**EXERCISE AIM:** Pictures stay out of the copy; set down each line of the listing below exactly.

Records that describe figures:
■ ■ ■ ■ ■ ■ ■

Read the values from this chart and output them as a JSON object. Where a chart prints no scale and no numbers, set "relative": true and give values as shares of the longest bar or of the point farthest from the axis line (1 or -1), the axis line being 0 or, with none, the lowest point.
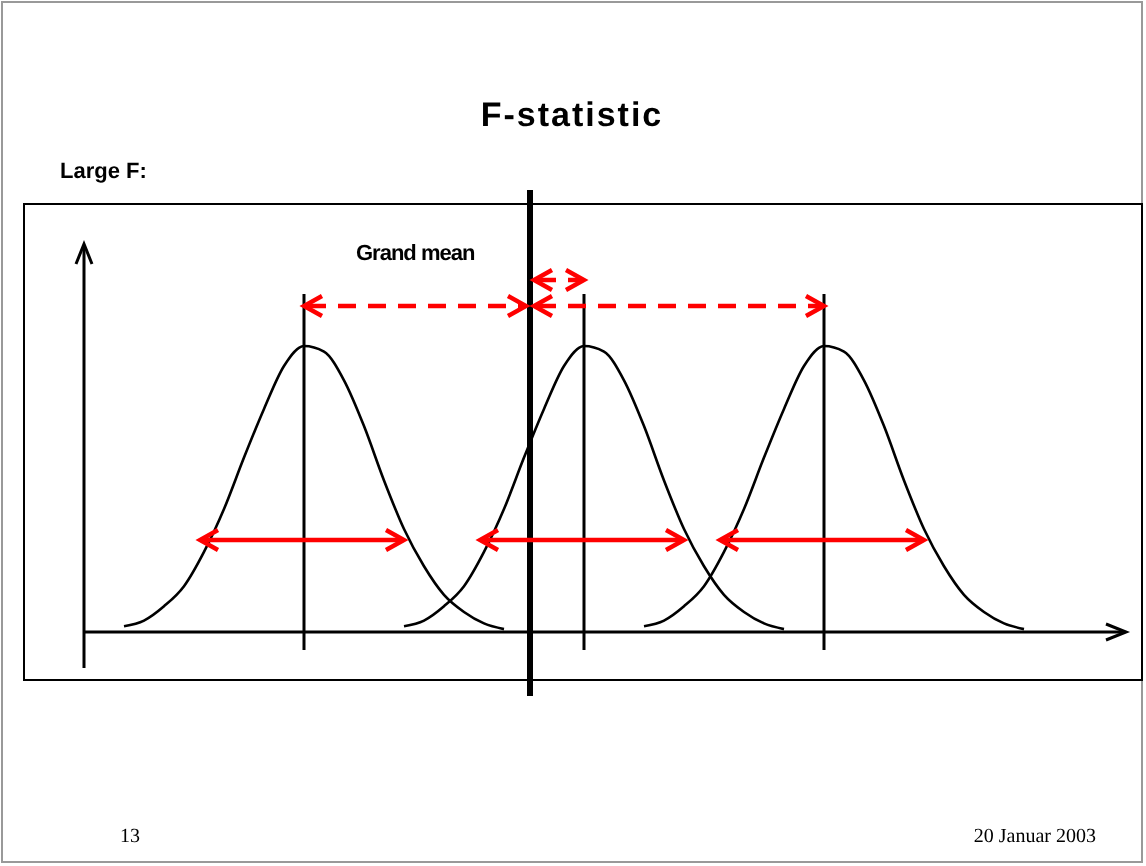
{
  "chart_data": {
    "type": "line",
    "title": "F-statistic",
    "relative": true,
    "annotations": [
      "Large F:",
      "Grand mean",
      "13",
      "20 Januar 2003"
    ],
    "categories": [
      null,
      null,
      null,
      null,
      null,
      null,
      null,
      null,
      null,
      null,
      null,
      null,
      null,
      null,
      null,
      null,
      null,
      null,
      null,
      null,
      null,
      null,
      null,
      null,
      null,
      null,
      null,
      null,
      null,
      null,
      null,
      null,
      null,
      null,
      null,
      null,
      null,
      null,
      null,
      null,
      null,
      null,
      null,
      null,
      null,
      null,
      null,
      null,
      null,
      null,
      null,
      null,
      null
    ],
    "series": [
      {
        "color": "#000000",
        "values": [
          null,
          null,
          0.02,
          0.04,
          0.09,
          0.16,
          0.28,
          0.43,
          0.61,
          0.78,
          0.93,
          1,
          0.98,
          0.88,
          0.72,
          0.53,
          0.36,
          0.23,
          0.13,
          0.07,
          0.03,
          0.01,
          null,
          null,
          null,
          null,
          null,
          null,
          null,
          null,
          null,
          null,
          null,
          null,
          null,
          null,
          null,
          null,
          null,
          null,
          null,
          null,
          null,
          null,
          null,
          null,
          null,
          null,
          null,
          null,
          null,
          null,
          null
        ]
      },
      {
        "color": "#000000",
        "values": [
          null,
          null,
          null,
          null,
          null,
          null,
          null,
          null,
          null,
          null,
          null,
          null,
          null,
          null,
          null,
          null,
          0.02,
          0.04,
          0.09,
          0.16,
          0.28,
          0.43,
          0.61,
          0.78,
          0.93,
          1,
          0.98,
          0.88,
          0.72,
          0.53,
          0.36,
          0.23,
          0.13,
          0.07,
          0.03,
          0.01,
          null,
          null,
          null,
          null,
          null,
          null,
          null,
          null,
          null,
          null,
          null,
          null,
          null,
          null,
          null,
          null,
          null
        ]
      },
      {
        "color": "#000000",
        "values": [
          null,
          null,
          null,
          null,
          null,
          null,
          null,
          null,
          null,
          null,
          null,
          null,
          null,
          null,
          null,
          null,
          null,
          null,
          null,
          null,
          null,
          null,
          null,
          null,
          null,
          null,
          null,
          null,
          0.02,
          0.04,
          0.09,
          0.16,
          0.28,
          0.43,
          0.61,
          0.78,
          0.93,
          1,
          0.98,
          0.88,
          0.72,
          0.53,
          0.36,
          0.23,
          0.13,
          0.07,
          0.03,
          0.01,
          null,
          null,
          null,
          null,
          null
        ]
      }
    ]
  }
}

■ ■ ■ ■ ■ ■ ■

**WRITTEN REPLY:**
Read the values from this chart and output them as a JSON object. Where a chart prints no scale and no numbers, set "relative": true and give values as shares of the longest bar or of the point farthest from the axis line (1 or -1), the axis line being 0 or, with none, the lowest point.
{
  "chart_data": {
    "type": "line",
    "title": "F-statistic",
    "relative": true,
    "annotations": [
      "Large F:",
      "Grand mean",
      "13",
      "20 Januar 2003"
    ],
    "categories": [
      null,
      null,
      null,
      null,
      null,
      null,
      null,
      null,
      null,
      null,
      null,
      null,
      null,
      null,
      null,
      null,
      null,
      null,
      null,
      null,
      null,
      null,
      null,
      null,
      null,
      null,
      null,
      null,
      null,
      null,
      null,
      null,
      null,
      null,
      null,
      null,
      null,
      null,
      null,
      null,
      null,
      null,
      null,
      null,
      null,
      null,
      null,
      null,
      null,
      null,
      null,
      null,
      null
    ],
    "series": [
      {
        "color": "#000000",
        "values": [
          null,
          null,
          0.02,
          0.04,
          0.09,
          0.16,
          0.28,
          0.43,
          0.61,
          0.78,
          0.93,
          1,
          0.98,
          0.88,
          0.72,
          0.53,
          0.36,
          0.23,
          0.13,
          0.07,
          0.03,
          0.01,
          null,
          null,
          null,
          null,
          null,
          null,
          null,
          null,
          null,
          null,
          null,
          null,
          null,
          null,
          null,
          null,
          null,
          null,
          null,
          null,
          null,
          null,
          null,
          null,
          null,
          null,
          null,
          null,
          null,
          null,
          null
        ]
      },
      {
        "color": "#000000",
        "values": [
          null,
          null,
          null,
          null,
          null,
          null,
          null,
          null,
          null,
          null,
          null,
          null,
          null,
          null,
          null,
          null,
          0.02,
          0.04,
          0.09,
          0.16,
          0.28,
          0.43,
          0.61,
          0.78,
          0.93,
          1,
          0.98,
          0.88,
          0.72,
          0.53,
          0.36,
          0.23,
          0.13,
          0.07,
          0.03,
          0.01,
          null,
          null,
          null,
          null,
          null,
          null,
          null,
          null,
          null,
          null,
          null,
          null,
          null,
          null,
          null,
          null,
          null
        ]
      },
      {
        "color": "#000000",
        "values": [
          null,
          null,
          null,
          null,
          null,
          null,
          null,
          null,
          null,
          null,
          null,
          null,
          null,
          null,
          null,
          null,
          null,
          null,
          null,
          null,
          null,
          null,
          null,
          null,
          null,
          null,
          null,
          null,
          0.02,
          0.04,
          0.09,
          0.16,
          0.28,
          0.43,
          0.61,
          0.78,
          0.93,
          1,
          0.98,
          0.88,
          0.72,
          0.53,
          0.36,
          0.23,
          0.13,
          0.07,
          0.03,
          0.01,
          null,
          null,
          null,
          null,
          null
        ]
      }
    ]
  }
}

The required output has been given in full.